» EXERCISE PROMPT: The entries below are to be copied exactly, with nothing left out.
══════════════════════════════
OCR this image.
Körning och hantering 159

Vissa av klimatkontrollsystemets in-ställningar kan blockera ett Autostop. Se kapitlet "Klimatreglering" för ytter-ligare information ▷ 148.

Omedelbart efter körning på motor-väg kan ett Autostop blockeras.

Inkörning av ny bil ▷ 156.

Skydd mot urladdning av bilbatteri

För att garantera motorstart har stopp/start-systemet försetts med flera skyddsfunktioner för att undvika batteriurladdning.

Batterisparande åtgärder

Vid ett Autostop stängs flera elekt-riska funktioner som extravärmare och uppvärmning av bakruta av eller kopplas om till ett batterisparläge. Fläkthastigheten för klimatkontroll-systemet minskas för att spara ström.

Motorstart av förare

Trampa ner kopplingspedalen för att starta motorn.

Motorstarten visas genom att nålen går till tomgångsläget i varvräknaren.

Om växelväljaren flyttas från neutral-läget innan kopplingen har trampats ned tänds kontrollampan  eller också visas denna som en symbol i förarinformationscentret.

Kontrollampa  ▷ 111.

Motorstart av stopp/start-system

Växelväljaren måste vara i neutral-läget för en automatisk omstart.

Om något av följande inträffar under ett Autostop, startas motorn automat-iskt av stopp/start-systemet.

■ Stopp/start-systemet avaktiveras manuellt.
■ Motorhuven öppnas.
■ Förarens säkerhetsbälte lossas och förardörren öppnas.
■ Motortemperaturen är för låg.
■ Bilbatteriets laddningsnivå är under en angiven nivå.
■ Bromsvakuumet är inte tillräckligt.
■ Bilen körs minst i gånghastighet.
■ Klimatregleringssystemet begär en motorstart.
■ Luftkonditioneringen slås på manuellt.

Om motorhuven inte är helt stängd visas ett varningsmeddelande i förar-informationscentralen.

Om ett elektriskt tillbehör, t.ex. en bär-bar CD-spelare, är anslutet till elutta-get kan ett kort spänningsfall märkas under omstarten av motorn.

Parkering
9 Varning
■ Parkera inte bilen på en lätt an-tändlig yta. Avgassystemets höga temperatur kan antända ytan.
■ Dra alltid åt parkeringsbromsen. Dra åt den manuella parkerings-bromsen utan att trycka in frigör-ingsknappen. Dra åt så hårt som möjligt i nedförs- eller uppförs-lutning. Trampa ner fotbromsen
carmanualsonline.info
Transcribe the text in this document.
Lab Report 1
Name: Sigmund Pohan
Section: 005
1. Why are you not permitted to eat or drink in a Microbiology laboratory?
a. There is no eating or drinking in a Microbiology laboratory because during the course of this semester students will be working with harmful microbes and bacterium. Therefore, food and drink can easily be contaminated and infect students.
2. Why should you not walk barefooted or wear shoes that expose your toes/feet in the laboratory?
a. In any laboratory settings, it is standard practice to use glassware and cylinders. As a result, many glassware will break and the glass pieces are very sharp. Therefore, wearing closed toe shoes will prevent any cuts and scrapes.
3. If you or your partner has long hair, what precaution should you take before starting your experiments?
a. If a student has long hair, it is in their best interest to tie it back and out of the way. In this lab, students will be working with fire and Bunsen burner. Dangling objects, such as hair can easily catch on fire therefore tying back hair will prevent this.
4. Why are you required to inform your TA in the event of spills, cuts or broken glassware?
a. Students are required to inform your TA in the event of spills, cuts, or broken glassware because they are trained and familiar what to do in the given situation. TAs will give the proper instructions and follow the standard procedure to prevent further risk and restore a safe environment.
══════════════════════════════
» EXPECTED OUTPUT:
OCR this image.
Körning och hantering 159

Vissa av klimatkontrollsystemets in-ställningar kan blockera ett Autostop. Se kapitlet "Klimatreglering" för ytter-ligare information ▷ 148.

Omedelbart efter körning på motor-väg kan ett Autostop blockeras.

Inkörning av ny bil ▷ 156.

Skydd mot urladdning av bilbatteri

För att garantera motorstart har stopp/start-systemet försetts med flera skyddsfunktioner för att undvika batteriurladdning.

Batterisparande åtgärder

Vid ett Autostop stängs flera elekt-riska funktioner som extravärmare och uppvärmning av bakruta av eller kopplas om till ett batterisparläge. Fläkthastigheten för klimatkontroll-systemet minskas för att spara ström.

Motorstart av förare

Trampa ner kopplingspedalen för att starta motorn.

Motorstarten visas genom att nålen går till tomgångsläget i varvräknaren.

Om växelväljaren flyttas från neutral-läget innan kopplingen har trampats ned tänds kontrollampan  eller också visas denna som en symbol i förarinformationscentret.

Kontrollampa  ▷ 111.

Motorstart av stopp/start-system

Växelväljaren måste vara i neutral-läget för en automatisk omstart.

Om något av följande inträffar under ett Autostop, startas motorn automat-iskt av stopp/start-systemet.

■ Stopp/start-systemet avaktiveras manuellt.
■ Motorhuven öppnas.
■ Förarens säkerhetsbälte lossas och förardörren öppnas.
■ Motortemperaturen är för låg.
■ Bilbatteriets laddningsnivå är under en angiven nivå.
■ Bromsvakuumet är inte tillräckligt.
■ Bilen körs minst i gånghastighet.
■ Klimatregleringssystemet begär en motorstart.
■ Luftkonditioneringen slås på manuellt.

Om motorhuven inte är helt stängd visas ett varningsmeddelande i förar-informationscentralen.

Om ett elektriskt tillbehör, t.ex. en bär-bar CD-spelare, är anslutet till elutta-get kan ett kort spänningsfall märkas under omstarten av motorn.

Parkering
9 Varning
■ Parkera inte bilen på en lätt an-tändlig yta. Avgassystemets höga temperatur kan antända ytan.
■ Dra alltid åt parkeringsbromsen. Dra åt den manuella parkerings-bromsen utan att trycka in frigör-ingsknappen. Dra åt så hårt som möjligt i nedförs- eller uppförs-lutning. Trampa ner fotbromsen
carmanualsonline.info
Transcribe the text in this document.
Lab Report 1
Name: Sigmund Pohan
Section: 005
1. Why are you not permitted to eat or drink in a Microbiology laboratory?
a. There is no eating or drinking in a Microbiology laboratory because during the course of this semester students will be working with harmful microbes and bacterium. Therefore, food and drink can easily be contaminated and infect students.
2. Why should you not walk barefooted or wear shoes that expose your toes/feet in the laboratory?
a. In any laboratory settings, it is standard practice to use glassware and cylinders. As a result, many glassware will break and the glass pieces are very sharp. Therefore, wearing closed toe shoes will prevent any cuts and scrapes.
3. If you or your partner has long hair, what precaution should you take before starting your experiments?
a. If a student has long hair, it is in their best interest to tie it back and out of the way. In this lab, students will be working with fire and Bunsen burner. Dangling objects, such as hair can easily catch on fire therefore tying back hair will prevent this.
4. Why are you required to inform your TA in the event of spills, cuts or broken glassware?
a. Students are required to inform your TA in the event of spills, cuts, or broken glassware because they are trained and familiar what to do in the given situation. TAs will give the proper instructions and follow the standard procedure to prevent further risk and restore a safe environment.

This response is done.